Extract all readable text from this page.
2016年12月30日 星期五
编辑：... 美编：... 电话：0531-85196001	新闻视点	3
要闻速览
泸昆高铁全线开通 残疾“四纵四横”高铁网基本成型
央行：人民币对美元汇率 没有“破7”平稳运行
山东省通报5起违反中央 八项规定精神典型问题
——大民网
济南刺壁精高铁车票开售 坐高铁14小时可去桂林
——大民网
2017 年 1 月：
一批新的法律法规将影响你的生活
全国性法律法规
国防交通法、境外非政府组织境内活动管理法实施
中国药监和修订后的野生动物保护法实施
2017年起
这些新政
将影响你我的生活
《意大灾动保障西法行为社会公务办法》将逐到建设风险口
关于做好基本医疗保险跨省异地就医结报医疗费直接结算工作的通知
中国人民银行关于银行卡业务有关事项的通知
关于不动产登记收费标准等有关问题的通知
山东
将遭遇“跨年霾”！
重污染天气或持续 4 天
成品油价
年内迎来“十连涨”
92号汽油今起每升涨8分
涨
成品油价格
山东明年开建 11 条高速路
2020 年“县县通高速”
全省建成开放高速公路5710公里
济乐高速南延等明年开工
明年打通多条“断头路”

> **WHAT IS REQUIRED**: Without leaving anything out, give the entries again exactly.

> **EXERCISE RESULT**:
Extract all readable text from this page.
2016年12月30日 星期五
编辑：... 美编：... 电话：0531-85196001	新闻视点	3
要闻速览
泸昆高铁全线开通 残疾“四纵四横”高铁网基本成型
央行：人民币对美元汇率 没有“破7”平稳运行
山东省通报5起违反中央 八项规定精神典型问题
——大民网
济南刺壁精高铁车票开售 坐高铁14小时可去桂林
——大民网
2017 年 1 月：
一批新的法律法规将影响你的生活
全国性法律法规
国防交通法、境外非政府组织境内活动管理法实施
中国药监和修订后的野生动物保护法实施
2017年起
这些新政
将影响你我的生活
《意大灾动保障西法行为社会公务办法》将逐到建设风险口
关于做好基本医疗保险跨省异地就医结报医疗费直接结算工作的通知
中国人民银行关于银行卡业务有关事项的通知
关于不动产登记收费标准等有关问题的通知
山东
将遭遇“跨年霾”！
重污染天气或持续 4 天
成品油价
年内迎来“十连涨”
92号汽油今起每升涨8分
涨
成品油价格
山东明年开建 11 条高速路
2020 年“县县通高速”
全省建成开放高速公路5710公里
济乐高速南延等明年开工
明年打通多条“断头路”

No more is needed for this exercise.